>>>
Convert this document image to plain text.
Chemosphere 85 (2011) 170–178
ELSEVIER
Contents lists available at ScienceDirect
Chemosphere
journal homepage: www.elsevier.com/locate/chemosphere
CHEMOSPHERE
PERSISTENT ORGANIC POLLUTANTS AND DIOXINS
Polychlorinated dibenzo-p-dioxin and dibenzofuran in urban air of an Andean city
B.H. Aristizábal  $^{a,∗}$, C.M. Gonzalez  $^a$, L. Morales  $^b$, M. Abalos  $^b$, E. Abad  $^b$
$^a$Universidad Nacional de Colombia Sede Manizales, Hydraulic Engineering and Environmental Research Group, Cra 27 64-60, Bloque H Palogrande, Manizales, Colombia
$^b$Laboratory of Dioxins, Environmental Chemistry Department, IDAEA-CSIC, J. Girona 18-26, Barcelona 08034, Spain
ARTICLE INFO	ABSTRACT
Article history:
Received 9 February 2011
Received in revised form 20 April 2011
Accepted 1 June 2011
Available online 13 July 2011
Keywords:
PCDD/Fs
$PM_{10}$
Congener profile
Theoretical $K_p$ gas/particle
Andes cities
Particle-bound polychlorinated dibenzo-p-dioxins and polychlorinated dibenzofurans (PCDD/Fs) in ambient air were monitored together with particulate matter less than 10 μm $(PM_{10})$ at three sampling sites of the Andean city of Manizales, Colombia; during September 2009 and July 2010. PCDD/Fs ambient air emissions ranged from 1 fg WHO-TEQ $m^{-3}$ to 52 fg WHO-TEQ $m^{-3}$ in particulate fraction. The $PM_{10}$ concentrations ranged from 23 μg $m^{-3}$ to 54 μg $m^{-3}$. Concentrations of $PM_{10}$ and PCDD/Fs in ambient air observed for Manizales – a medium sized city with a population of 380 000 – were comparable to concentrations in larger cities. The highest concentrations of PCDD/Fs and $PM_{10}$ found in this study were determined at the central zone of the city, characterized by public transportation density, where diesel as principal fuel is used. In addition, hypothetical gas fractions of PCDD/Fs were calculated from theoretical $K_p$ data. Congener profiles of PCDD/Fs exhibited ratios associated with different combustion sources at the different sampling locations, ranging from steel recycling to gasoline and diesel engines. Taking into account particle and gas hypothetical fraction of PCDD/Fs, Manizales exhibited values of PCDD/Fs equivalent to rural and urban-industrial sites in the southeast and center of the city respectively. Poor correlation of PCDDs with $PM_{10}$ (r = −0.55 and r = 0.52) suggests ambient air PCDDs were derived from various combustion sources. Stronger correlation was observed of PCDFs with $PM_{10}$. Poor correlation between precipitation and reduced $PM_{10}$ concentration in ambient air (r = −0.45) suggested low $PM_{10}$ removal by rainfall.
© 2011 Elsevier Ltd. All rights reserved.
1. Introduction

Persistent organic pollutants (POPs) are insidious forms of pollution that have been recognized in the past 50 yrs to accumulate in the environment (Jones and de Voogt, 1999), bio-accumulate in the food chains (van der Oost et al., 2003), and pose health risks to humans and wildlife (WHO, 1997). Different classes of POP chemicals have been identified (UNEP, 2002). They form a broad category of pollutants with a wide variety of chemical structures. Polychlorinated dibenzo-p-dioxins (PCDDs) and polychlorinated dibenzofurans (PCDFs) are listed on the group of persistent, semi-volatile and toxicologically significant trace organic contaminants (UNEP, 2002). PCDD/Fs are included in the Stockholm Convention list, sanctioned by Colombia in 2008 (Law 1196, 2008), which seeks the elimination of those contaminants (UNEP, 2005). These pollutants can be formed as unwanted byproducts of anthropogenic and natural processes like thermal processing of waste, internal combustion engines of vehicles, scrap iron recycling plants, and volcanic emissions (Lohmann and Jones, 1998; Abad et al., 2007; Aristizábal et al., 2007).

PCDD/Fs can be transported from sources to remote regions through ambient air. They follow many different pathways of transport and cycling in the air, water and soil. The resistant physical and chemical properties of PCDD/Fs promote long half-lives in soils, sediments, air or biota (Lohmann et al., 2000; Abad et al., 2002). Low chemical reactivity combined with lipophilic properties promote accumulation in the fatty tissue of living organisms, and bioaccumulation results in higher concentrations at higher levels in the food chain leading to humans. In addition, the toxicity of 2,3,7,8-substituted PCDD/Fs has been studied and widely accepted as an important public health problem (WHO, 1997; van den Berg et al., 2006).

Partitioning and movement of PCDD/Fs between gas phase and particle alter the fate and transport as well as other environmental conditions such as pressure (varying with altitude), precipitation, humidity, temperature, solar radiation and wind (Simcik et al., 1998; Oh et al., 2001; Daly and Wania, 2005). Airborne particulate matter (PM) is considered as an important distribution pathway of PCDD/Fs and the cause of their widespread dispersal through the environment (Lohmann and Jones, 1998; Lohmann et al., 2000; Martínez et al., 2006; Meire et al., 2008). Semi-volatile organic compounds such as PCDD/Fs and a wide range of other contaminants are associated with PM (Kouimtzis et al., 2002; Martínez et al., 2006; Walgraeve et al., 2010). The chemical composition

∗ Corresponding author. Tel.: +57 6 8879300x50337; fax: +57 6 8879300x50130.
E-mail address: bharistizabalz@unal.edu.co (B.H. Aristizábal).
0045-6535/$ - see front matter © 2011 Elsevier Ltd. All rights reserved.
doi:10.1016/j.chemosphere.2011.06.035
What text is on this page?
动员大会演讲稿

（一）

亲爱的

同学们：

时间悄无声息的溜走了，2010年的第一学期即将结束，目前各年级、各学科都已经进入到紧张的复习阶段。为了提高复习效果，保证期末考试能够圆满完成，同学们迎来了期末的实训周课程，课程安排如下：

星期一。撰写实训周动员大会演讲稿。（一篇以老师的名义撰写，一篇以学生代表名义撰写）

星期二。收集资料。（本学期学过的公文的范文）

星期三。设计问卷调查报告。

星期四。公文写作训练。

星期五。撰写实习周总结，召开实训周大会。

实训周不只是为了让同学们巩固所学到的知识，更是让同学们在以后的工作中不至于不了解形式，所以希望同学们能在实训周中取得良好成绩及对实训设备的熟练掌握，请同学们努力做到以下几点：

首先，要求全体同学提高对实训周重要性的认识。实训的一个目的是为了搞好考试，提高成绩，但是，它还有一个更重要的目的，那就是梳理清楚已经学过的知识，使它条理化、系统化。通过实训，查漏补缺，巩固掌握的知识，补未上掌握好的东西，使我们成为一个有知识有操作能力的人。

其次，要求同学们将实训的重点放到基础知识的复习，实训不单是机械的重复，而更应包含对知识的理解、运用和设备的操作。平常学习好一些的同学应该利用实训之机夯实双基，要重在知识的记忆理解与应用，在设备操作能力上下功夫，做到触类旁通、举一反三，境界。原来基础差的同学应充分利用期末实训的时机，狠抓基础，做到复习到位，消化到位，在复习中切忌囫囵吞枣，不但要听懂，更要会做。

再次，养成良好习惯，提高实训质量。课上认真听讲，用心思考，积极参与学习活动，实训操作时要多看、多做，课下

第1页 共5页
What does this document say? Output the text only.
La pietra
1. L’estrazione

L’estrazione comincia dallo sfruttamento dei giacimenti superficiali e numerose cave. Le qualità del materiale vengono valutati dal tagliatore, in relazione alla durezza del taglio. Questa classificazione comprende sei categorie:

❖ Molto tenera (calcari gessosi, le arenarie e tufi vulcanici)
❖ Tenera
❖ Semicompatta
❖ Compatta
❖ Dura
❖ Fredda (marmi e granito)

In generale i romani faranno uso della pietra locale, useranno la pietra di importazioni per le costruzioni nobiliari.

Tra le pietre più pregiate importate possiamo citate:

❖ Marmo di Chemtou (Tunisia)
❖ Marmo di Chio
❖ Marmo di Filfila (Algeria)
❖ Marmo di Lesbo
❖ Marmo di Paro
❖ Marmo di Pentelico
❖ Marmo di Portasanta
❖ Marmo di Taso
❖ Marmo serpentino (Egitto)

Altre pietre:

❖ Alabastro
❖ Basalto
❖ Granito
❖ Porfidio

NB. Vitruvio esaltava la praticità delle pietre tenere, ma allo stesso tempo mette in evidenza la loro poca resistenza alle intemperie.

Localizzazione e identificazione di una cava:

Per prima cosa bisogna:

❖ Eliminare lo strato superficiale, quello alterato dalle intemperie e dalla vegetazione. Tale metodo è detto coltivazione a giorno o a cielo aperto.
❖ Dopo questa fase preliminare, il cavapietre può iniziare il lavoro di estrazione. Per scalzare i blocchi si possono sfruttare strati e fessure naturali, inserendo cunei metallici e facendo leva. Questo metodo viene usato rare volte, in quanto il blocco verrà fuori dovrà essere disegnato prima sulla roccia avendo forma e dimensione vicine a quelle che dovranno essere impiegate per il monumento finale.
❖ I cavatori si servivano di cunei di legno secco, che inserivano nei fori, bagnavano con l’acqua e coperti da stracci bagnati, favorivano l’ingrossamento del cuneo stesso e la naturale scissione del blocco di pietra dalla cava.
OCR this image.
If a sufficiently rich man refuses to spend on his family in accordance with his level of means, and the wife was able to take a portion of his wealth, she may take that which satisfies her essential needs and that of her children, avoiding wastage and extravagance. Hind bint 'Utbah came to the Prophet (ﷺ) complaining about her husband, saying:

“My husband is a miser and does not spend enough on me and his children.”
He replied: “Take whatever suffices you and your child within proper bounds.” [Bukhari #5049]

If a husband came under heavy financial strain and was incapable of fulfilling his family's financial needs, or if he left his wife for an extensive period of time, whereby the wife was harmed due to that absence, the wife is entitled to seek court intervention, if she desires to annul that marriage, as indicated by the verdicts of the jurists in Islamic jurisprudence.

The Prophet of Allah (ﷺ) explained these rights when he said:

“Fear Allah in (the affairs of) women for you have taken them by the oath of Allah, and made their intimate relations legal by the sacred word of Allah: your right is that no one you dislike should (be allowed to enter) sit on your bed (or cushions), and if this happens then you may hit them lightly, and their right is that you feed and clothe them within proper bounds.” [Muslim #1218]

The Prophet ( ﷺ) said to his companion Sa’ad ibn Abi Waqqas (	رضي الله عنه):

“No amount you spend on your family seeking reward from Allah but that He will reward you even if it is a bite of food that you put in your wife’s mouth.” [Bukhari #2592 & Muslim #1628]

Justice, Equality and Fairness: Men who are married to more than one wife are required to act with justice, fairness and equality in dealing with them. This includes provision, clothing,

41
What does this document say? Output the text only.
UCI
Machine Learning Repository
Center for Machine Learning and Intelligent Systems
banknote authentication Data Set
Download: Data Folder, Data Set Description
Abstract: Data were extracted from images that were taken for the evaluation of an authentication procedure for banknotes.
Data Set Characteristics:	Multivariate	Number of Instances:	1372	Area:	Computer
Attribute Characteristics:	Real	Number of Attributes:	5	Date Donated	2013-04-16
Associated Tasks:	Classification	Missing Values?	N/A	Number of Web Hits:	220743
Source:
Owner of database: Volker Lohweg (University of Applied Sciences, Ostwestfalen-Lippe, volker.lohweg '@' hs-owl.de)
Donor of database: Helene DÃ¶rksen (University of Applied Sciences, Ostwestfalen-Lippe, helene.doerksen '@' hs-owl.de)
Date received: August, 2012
<<<
* **Written task**: Pick out every line of the listing containing the word "stesso", and show those lines.

* **Exercise response**:
NB. Vitruvio esaltava la praticità delle pietre tenere, ma allo stesso tempo mette in evidenza la loro poca resistenza alle intemperie.
❖ I cavatori si servivano di cunei di legno secco, che inserivano nei fori, bagnavano con l’acqua e coperti da stracci bagnati, favorivano l’ingrossamento del cuneo stesso e la naturale scissione del blocco di pietra dalla cava.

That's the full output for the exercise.